→ **Task description**
Read through the records below and copy each line that uses the word "中国全科医学".

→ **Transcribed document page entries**
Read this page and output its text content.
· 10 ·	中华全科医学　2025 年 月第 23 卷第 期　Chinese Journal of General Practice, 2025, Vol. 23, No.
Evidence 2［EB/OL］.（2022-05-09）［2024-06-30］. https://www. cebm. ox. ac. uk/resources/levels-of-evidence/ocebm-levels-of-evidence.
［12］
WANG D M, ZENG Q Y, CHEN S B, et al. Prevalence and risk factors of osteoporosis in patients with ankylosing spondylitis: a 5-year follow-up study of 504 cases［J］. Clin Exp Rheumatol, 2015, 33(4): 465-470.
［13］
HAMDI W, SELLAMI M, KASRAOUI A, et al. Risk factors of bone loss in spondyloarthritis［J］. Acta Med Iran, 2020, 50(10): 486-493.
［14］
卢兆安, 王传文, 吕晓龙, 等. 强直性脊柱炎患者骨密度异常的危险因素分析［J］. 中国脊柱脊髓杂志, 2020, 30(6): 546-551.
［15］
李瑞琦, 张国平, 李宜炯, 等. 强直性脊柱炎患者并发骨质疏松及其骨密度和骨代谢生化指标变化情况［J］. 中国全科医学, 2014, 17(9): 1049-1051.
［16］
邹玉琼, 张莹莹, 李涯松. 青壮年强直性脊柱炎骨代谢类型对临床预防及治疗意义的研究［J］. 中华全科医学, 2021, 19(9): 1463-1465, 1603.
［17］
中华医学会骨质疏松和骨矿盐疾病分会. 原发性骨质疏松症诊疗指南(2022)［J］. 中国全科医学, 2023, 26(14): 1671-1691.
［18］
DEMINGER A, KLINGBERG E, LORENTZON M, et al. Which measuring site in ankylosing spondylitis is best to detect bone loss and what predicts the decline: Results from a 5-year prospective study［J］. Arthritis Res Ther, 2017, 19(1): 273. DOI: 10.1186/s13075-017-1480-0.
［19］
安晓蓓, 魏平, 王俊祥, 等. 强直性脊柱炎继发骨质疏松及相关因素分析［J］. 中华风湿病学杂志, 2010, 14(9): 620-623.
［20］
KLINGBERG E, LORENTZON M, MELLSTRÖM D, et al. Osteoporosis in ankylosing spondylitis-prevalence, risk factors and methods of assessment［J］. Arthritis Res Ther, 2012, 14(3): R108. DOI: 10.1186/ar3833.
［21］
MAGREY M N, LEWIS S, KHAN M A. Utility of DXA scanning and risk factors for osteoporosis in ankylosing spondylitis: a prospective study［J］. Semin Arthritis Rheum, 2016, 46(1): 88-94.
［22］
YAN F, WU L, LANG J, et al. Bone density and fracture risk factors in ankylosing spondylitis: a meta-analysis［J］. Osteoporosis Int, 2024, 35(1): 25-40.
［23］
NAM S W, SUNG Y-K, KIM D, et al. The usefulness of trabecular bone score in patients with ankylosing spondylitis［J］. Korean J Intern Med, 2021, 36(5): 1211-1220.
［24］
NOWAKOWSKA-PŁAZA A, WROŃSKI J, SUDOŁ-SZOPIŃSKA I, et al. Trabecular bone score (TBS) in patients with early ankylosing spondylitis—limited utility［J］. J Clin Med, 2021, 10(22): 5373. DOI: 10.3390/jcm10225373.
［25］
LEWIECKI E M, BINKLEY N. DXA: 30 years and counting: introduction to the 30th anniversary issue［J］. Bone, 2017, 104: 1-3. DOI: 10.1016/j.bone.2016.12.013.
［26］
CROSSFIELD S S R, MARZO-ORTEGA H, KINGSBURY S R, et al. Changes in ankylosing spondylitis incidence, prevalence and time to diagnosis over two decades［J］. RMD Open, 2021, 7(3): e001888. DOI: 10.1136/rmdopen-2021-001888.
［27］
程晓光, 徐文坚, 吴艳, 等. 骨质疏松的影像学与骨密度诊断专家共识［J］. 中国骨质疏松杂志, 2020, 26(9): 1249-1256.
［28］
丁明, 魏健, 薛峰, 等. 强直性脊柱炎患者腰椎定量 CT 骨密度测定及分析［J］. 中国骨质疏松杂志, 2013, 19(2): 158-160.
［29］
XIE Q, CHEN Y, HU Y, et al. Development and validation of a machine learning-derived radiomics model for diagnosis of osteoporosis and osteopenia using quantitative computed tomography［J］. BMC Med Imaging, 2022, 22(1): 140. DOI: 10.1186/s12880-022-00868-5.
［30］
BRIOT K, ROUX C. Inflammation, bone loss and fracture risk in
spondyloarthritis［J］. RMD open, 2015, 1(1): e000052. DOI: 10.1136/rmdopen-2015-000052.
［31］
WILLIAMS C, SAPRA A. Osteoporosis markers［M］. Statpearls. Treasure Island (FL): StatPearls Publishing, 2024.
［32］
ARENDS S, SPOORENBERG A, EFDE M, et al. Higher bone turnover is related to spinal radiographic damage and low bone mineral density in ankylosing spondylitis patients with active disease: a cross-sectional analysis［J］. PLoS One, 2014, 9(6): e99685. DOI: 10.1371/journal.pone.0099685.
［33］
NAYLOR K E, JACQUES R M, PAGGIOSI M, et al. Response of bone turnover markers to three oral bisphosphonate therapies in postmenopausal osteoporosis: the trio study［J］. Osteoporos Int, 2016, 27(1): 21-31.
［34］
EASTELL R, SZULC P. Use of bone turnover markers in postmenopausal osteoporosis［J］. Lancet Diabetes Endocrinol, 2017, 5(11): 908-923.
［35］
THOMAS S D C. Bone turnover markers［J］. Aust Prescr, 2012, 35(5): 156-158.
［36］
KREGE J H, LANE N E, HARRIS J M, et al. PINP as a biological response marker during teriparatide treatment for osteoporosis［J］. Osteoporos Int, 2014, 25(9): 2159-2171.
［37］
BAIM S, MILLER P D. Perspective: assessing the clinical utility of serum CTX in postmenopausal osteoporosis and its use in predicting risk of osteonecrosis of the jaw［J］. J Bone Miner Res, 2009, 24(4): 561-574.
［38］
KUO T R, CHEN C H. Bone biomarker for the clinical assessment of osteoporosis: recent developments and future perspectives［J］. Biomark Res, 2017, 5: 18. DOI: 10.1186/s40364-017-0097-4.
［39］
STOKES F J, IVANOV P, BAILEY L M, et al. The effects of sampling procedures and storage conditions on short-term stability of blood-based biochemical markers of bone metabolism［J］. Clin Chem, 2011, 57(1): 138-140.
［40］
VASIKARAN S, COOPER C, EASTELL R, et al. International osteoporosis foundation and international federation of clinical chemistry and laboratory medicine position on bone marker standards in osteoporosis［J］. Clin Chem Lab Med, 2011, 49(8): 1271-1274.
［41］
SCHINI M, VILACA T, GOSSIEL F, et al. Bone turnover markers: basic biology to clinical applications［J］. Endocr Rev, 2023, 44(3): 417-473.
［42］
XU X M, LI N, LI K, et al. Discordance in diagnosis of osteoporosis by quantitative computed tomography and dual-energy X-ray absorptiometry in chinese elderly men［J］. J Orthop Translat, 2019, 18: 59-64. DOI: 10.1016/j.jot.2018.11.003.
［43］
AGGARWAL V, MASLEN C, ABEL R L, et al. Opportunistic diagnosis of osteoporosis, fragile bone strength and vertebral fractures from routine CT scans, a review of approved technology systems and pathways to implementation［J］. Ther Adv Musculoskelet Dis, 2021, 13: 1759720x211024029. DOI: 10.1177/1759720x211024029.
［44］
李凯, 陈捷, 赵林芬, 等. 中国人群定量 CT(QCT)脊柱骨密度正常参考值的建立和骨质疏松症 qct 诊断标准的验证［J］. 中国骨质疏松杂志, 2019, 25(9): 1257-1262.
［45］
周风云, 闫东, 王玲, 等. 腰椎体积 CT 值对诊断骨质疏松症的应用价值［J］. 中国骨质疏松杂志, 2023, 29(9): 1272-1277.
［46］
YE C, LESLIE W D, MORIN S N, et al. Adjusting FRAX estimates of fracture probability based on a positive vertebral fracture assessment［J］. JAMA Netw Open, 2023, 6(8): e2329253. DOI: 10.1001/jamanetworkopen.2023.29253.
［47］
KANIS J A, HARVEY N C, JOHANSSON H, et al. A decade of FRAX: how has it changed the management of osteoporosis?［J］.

→ **Exercise result**
李瑞琦, 张国平, 李宜炯, 等. 强直性脊柱炎患者并发骨质疏松及其骨密度和骨代谢生化指标变化情况［J］. 中国全科医学, 2014, 17(9): 1049-1051.
中华医学会骨质疏松和骨矿盐疾病分会. 原发性骨质疏松症诊疗指南(2022)［J］. 中国全科医学, 2023, 26(14): 1671-1691.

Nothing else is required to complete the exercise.